Records supplied -
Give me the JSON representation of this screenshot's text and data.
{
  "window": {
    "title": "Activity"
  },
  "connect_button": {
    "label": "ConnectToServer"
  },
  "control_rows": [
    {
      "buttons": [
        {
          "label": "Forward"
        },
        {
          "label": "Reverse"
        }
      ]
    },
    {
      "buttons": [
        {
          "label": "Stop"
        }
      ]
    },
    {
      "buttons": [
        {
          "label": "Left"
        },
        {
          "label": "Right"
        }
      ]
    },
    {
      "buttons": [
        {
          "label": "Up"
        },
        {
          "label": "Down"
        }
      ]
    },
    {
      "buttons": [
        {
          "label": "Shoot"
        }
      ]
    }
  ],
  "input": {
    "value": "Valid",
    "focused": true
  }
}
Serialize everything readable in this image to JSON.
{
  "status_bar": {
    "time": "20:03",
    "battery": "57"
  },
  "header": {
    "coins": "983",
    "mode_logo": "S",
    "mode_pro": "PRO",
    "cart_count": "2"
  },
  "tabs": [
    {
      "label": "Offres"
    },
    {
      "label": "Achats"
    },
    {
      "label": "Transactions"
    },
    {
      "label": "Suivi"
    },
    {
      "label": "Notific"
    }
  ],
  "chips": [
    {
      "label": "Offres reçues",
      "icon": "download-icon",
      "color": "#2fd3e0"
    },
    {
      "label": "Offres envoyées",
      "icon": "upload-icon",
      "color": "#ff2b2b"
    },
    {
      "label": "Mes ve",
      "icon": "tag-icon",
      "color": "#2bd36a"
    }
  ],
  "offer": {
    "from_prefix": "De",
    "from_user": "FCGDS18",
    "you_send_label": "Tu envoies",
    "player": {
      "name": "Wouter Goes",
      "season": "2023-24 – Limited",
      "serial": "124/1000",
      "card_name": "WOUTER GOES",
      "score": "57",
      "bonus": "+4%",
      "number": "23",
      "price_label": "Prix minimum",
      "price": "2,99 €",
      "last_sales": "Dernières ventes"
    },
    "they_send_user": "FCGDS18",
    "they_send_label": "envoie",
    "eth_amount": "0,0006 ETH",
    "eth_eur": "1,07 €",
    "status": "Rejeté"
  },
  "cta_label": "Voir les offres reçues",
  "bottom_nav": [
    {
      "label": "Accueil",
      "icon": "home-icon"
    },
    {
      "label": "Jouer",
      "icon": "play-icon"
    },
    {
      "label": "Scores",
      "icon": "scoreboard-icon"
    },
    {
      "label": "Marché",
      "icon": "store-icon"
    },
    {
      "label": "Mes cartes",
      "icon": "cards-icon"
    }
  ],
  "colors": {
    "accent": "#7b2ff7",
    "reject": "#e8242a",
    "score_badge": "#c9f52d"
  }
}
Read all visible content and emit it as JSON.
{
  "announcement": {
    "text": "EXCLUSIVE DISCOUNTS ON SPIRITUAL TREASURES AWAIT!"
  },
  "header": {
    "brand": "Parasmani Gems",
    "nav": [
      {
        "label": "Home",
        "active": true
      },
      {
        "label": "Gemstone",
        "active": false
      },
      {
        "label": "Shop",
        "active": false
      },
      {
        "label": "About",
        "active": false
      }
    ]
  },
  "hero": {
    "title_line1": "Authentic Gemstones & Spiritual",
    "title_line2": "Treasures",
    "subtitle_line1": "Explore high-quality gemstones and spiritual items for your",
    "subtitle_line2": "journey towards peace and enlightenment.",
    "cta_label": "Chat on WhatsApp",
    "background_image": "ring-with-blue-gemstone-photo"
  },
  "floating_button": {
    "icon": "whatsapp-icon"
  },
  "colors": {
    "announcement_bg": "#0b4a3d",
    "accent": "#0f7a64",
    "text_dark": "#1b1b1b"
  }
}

---

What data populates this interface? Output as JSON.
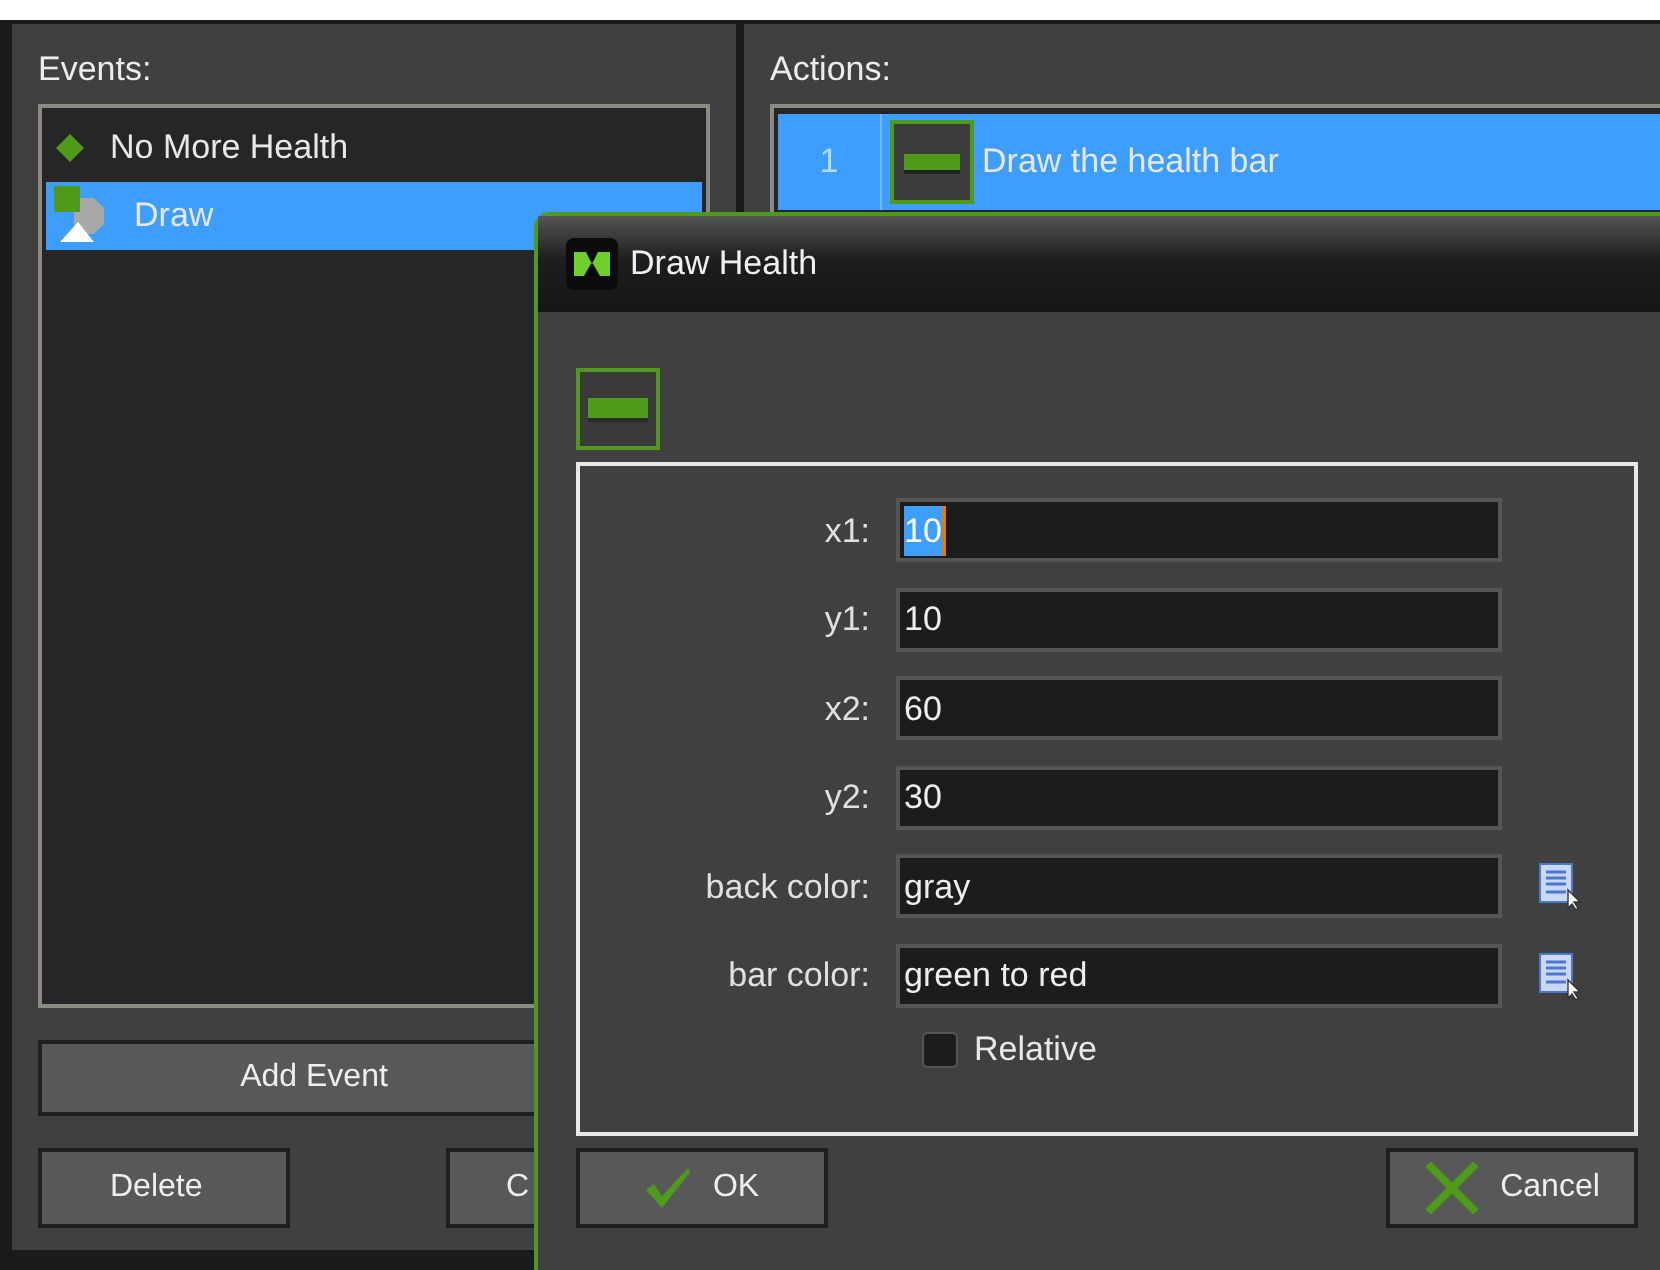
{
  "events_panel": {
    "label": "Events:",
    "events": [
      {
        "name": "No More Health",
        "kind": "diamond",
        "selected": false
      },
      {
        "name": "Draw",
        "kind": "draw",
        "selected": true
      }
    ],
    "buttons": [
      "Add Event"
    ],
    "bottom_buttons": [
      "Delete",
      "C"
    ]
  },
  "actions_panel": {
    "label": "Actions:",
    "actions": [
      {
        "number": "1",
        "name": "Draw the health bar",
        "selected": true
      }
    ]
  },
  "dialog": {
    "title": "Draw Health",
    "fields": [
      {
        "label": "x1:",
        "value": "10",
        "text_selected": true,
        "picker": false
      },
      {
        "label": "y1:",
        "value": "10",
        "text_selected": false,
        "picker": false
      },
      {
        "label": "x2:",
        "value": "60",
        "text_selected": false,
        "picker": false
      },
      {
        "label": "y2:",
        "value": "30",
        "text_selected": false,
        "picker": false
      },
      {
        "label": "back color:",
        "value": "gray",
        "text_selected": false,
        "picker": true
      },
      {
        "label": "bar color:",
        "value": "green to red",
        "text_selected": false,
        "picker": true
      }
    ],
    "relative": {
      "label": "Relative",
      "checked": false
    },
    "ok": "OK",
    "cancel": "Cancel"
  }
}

Exercise prompt - Scan the records above for the string "icon", then select every line that holds it.

The response -
      "icon": "download-icon",
      "icon": "upload-icon",
      "icon": "tag-icon",
      "icon": "home-icon"
      "icon": "play-icon"
      "icon": "scoreboard-icon"
      "icon": "store-icon"
      "icon": "cards-icon"
    "icon": "whatsapp-icon"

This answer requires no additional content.